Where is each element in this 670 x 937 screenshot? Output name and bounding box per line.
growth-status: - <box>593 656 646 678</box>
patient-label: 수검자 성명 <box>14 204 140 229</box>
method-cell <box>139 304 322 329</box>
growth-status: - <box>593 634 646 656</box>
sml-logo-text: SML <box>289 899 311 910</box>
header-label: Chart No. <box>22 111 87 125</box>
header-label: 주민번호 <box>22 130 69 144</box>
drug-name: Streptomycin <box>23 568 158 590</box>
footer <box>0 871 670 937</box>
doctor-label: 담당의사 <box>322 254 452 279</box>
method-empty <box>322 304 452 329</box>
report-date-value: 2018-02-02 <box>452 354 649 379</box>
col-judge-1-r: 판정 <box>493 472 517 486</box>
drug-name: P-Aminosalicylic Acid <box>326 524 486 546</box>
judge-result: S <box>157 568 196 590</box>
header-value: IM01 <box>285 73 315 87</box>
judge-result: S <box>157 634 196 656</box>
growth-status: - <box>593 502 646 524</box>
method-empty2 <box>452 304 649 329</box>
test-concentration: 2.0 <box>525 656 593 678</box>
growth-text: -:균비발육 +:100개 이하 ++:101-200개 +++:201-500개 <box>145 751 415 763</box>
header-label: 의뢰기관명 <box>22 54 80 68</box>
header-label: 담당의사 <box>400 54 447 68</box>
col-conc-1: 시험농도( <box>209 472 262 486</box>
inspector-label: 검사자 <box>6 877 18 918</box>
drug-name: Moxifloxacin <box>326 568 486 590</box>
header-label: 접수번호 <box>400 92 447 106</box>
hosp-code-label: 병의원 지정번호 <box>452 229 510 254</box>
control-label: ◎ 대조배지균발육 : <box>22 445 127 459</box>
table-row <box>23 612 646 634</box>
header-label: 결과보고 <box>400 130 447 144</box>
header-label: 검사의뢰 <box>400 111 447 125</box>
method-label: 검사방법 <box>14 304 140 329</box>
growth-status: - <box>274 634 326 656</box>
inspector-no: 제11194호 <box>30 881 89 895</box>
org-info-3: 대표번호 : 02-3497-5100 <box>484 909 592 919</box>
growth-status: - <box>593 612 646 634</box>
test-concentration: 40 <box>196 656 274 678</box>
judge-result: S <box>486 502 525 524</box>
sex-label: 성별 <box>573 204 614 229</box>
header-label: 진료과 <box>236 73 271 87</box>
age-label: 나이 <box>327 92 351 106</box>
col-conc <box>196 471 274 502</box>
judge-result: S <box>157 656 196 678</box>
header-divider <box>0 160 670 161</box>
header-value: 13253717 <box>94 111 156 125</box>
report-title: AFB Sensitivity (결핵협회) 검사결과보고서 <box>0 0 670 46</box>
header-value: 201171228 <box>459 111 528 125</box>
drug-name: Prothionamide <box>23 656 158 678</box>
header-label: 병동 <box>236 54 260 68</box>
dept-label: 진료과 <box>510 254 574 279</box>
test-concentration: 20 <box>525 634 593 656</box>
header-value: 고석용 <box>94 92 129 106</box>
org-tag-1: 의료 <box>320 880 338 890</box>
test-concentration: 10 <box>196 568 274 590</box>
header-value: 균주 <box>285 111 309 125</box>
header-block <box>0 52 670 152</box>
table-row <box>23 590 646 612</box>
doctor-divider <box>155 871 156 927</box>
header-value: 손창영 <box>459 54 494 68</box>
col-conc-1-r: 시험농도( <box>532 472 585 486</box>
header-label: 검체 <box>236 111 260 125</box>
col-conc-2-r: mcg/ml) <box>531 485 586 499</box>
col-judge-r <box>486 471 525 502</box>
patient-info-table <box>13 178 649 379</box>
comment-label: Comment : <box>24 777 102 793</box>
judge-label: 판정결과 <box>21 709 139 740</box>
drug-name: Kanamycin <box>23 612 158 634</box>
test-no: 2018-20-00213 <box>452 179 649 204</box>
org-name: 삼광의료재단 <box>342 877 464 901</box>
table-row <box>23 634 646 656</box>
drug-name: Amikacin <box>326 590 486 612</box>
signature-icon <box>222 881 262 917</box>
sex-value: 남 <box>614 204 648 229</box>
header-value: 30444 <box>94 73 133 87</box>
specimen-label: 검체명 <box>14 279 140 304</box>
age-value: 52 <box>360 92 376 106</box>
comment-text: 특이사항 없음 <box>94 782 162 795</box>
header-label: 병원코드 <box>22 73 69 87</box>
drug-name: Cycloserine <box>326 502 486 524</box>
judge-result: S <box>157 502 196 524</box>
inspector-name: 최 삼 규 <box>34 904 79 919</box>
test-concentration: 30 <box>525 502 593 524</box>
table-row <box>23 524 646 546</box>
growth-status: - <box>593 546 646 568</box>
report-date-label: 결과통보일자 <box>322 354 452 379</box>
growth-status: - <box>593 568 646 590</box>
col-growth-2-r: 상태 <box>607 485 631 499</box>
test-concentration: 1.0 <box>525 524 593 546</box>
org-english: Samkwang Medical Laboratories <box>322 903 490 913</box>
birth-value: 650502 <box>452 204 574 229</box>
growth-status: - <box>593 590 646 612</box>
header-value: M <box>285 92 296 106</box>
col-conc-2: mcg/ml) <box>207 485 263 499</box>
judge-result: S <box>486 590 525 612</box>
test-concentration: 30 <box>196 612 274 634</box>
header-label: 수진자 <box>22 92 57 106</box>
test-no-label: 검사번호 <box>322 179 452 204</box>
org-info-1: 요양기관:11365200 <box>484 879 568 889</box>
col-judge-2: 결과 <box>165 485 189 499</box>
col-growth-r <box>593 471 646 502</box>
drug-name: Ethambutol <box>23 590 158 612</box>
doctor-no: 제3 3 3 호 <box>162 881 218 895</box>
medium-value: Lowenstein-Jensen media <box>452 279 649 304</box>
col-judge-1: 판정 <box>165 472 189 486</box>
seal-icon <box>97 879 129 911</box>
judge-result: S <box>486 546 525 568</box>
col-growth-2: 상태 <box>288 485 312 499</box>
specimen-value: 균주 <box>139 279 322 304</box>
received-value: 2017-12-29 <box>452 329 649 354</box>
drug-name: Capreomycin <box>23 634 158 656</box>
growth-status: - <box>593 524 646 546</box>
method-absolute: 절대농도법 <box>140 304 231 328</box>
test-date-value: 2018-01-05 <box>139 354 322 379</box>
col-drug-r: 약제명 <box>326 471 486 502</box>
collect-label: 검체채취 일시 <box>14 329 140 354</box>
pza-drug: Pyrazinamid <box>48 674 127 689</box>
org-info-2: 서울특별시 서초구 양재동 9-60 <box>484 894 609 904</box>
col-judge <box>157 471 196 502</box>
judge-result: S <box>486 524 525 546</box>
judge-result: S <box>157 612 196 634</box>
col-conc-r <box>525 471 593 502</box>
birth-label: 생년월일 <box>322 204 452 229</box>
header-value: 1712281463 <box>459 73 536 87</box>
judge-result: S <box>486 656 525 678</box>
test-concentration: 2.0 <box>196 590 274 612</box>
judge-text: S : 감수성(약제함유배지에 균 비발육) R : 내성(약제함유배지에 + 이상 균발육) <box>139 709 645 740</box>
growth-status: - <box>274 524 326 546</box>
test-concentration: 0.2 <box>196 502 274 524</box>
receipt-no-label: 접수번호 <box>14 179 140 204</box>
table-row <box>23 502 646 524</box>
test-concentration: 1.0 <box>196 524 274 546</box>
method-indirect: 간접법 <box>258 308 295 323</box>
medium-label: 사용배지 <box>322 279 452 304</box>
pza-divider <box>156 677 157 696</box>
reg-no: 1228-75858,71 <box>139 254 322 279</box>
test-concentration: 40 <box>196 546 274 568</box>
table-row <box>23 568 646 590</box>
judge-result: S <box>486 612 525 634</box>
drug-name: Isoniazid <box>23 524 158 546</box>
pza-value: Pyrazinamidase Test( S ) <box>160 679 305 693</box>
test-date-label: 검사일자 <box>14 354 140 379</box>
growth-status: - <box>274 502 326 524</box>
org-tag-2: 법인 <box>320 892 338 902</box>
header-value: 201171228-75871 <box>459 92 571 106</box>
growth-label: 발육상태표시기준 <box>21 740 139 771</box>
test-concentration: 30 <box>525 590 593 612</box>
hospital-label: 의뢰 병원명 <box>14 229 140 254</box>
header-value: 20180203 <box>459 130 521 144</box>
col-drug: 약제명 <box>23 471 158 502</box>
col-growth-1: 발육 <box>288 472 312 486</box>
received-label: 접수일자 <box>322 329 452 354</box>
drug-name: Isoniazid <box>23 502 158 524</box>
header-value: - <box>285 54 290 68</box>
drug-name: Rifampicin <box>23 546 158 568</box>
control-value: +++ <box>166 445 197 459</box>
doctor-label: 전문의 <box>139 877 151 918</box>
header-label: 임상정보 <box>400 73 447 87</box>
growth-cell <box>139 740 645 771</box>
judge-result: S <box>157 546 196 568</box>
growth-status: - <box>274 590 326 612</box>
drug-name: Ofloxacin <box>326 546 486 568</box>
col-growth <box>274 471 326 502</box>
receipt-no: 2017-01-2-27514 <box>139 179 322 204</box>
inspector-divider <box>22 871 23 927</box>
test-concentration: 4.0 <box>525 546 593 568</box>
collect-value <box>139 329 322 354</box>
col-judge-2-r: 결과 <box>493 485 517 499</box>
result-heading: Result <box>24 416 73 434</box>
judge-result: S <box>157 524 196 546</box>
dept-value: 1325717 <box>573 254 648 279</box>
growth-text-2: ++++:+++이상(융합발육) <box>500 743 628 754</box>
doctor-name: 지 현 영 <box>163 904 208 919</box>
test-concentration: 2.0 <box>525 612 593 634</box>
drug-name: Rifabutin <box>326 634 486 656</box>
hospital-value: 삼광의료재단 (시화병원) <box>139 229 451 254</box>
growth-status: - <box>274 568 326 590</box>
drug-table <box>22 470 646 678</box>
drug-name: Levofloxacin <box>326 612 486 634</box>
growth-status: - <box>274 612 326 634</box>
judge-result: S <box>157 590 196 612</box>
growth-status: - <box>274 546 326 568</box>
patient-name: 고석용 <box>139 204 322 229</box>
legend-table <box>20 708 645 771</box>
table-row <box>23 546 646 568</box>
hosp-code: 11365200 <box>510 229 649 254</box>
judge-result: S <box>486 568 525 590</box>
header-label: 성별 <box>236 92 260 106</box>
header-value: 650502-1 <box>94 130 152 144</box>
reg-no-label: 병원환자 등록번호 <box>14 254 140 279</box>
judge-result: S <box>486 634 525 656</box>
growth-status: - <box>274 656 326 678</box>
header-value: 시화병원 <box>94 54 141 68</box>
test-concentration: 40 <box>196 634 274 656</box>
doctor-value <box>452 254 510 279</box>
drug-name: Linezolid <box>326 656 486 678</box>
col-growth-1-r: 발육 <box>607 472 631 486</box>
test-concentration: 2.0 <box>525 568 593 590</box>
----------
Copy the entries above word for word, starting at their first line and ending after the line that contains "header-label: 담당의사 <box>400 54 447 68</box>".

CORRECT RESPONSE »
Where is each element in this 670 x 937 screenshot? Output name and bounding box per line.
growth-status: - <box>593 656 646 678</box>
patient-label: 수검자 성명 <box>14 204 140 229</box>
method-cell <box>139 304 322 329</box>
growth-status: - <box>593 634 646 656</box>
sml-logo-text: SML <box>289 899 311 910</box>
header-label: Chart No. <box>22 111 87 125</box>
header-label: 주민번호 <box>22 130 69 144</box>
drug-name: Streptomycin <box>23 568 158 590</box>
footer <box>0 871 670 937</box>
doctor-label: 담당의사 <box>322 254 452 279</box>
method-empty <box>322 304 452 329</box>
report-date-value: 2018-02-02 <box>452 354 649 379</box>
col-judge-1-r: 판정 <box>493 472 517 486</box>
drug-name: P-Aminosalicylic Acid <box>326 524 486 546</box>
judge-result: S <box>157 568 196 590</box>
header-value: IM01 <box>285 73 315 87</box>
judge-result: S <box>157 634 196 656</box>
growth-status: - <box>593 502 646 524</box>
method-empty2 <box>452 304 649 329</box>
test-concentration: 2.0 <box>525 656 593 678</box>
growth-text: -:균비발육 +:100개 이하 ++:101-200개 +++:201-500개 <box>145 751 415 763</box>
header-label: 의뢰기관명 <box>22 54 80 68</box>
header-label: 담당의사 <box>400 54 447 68</box>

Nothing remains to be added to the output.